* _INPUT MATERIAL_:
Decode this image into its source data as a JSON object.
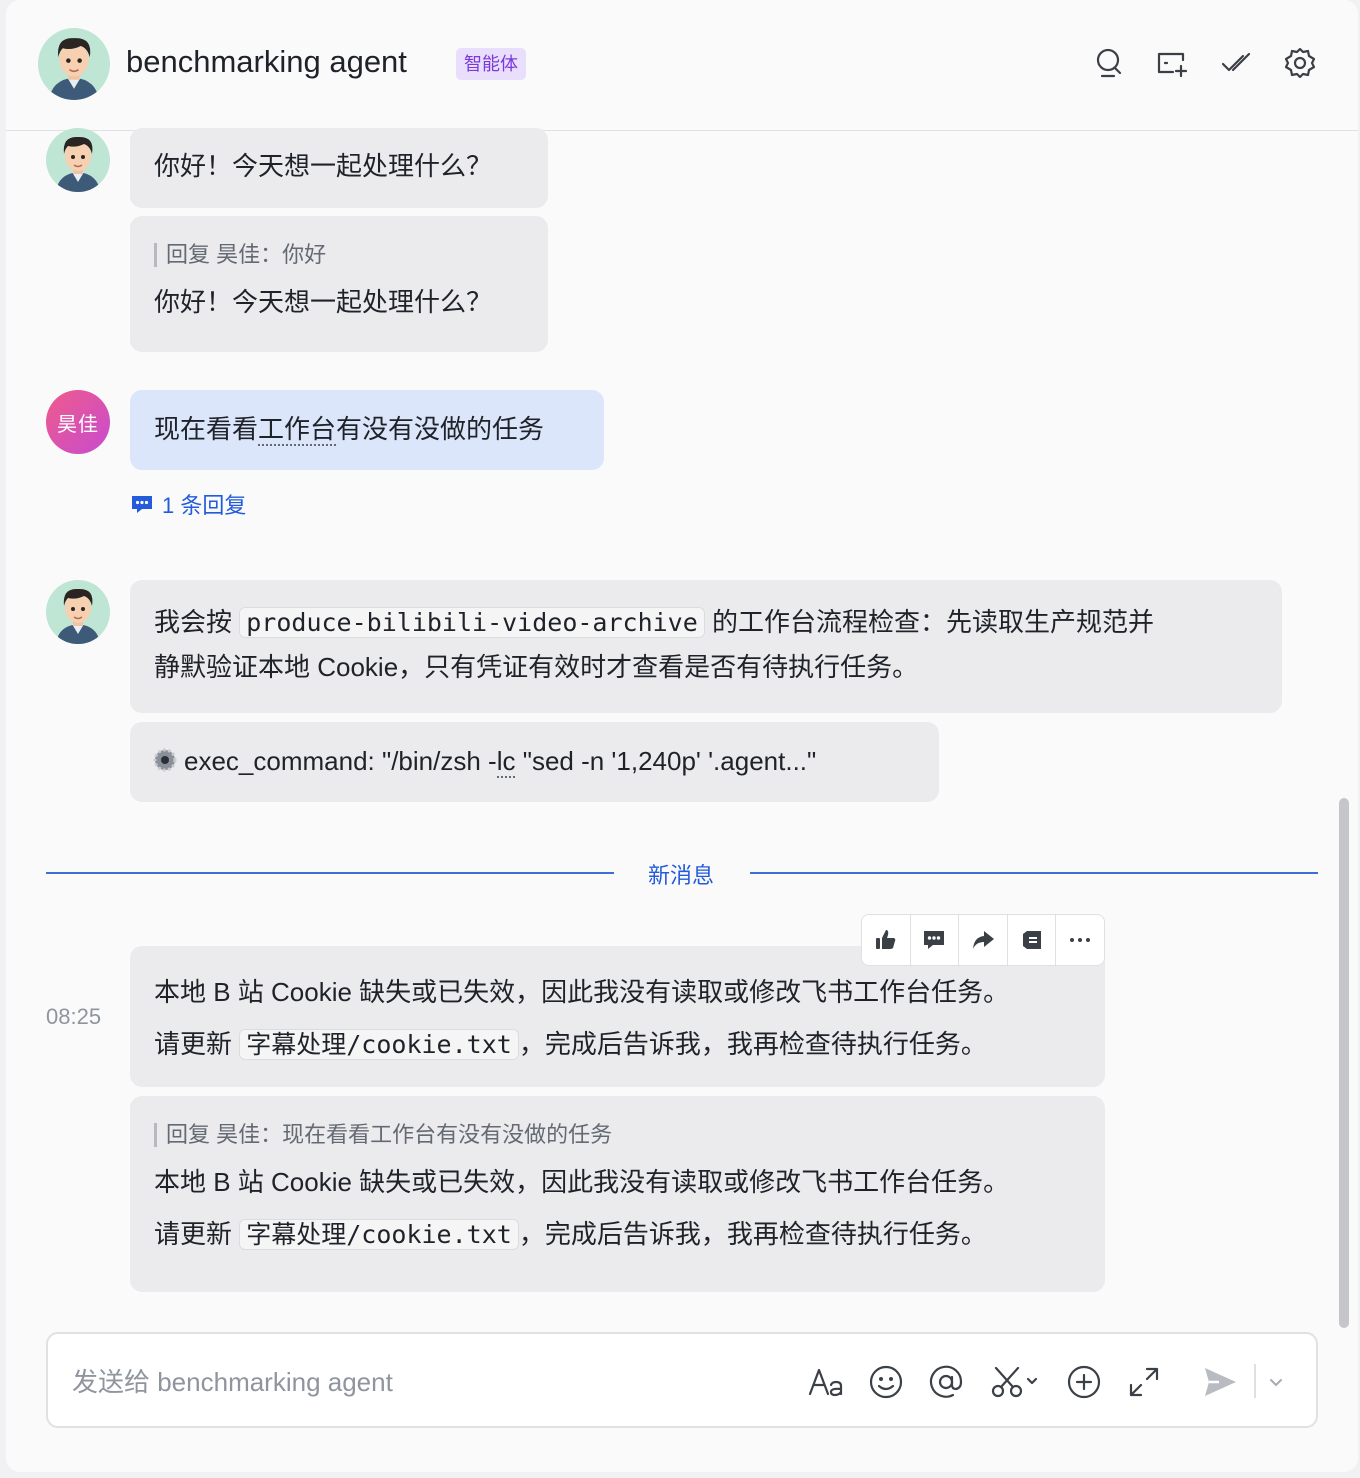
{
  "header": {
    "title": "benchmarking agent",
    "badge": "智能体",
    "icons": [
      "search-chat-icon",
      "add-to-board-icon",
      "task-check-icon",
      "settings-gear-icon"
    ]
  },
  "messages": [
    {
      "sender": "bot",
      "text": "你好！今天想一起处理什么？"
    },
    {
      "sender": "bot",
      "quote": "回复 昊佳：你好",
      "text": "你好！今天想一起处理什么？"
    },
    {
      "sender": "user",
      "avatar_text": "昊佳",
      "text_before": "现在看看",
      "text_dotted": "工作台",
      "text_after": "有没有没做的任务",
      "reply_count": "1 条回复"
    },
    {
      "sender": "bot",
      "text_1": "我会按",
      "code": "produce-bilibili-video-archive",
      "text_2": "的工作台流程检查：先读取生产规范并",
      "text_3": "静默验证本地 Cookie，只有凭证有效时才查看是否有待执行任务。"
    },
    {
      "sender": "bot",
      "tool_before": "exec_command: \"/bin/zsh -",
      "tool_dotted": "lc",
      "tool_after": " \"sed -n '1,240p' '.agent...\""
    }
  ],
  "new_message_divider": "新消息",
  "latest": {
    "time": "08:25",
    "line1": "本地 B 站 Cookie 缺失或已失效，因此我没有读取或修改飞书工作台任务。",
    "line2_before": "请更新",
    "line2_code": "字幕处理/cookie.txt",
    "line2_after": "，完成后告诉我，我再检查待执行任务。",
    "quote": "回复 昊佳：现在看看工作台有没有没做的任务"
  },
  "hover_toolbar": [
    "thumbs-up-icon",
    "reply-bubble-icon",
    "forward-icon",
    "pin-icon",
    "more-icon"
  ],
  "composer": {
    "placeholder": "发送给 benchmarking agent",
    "icons": [
      "text-format-icon",
      "emoji-icon",
      "mention-icon",
      "screenshot-icon",
      "add-icon",
      "expand-icon",
      "send-icon",
      "send-options-icon"
    ]
  }
}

* _OBJECTIVE_:
Leave out the pictures and output every record above precisely as given.

* _FINAL RESULT_:
Decode this image into its source data as a JSON object.
{
  "header": {
    "title": "benchmarking agent",
    "badge": "智能体",
    "icons": [
      "search-chat-icon",
      "add-to-board-icon",
      "task-check-icon",
      "settings-gear-icon"
    ]
  },
  "messages": [
    {
      "sender": "bot",
      "text": "你好！今天想一起处理什么？"
    },
    {
      "sender": "bot",
      "quote": "回复 昊佳：你好",
      "text": "你好！今天想一起处理什么？"
    },
    {
      "sender": "user",
      "avatar_text": "昊佳",
      "text_before": "现在看看",
      "text_dotted": "工作台",
      "text_after": "有没有没做的任务",
      "reply_count": "1 条回复"
    },
    {
      "sender": "bot",
      "text_1": "我会按",
      "code": "produce-bilibili-video-archive",
      "text_2": "的工作台流程检查：先读取生产规范并",
      "text_3": "静默验证本地 Cookie，只有凭证有效时才查看是否有待执行任务。"
    },
    {
      "sender": "bot",
      "tool_before": "exec_command: \"/bin/zsh -",
      "tool_dotted": "lc",
      "tool_after": " \"sed -n '1,240p' '.agent...\""
    }
  ],
  "new_message_divider": "新消息",
  "latest": {
    "time": "08:25",
    "line1": "本地 B 站 Cookie 缺失或已失效，因此我没有读取或修改飞书工作台任务。",
    "line2_before": "请更新",
    "line2_code": "字幕处理/cookie.txt",
    "line2_after": "，完成后告诉我，我再检查待执行任务。",
    "quote": "回复 昊佳：现在看看工作台有没有没做的任务"
  },
  "hover_toolbar": [
    "thumbs-up-icon",
    "reply-bubble-icon",
    "forward-icon",
    "pin-icon",
    "more-icon"
  ],
  "composer": {
    "placeholder": "发送给 benchmarking agent",
    "icons": [
      "text-format-icon",
      "emoji-icon",
      "mention-icon",
      "screenshot-icon",
      "add-icon",
      "expand-icon",
      "send-icon",
      "send-options-icon"
    ]
  }
}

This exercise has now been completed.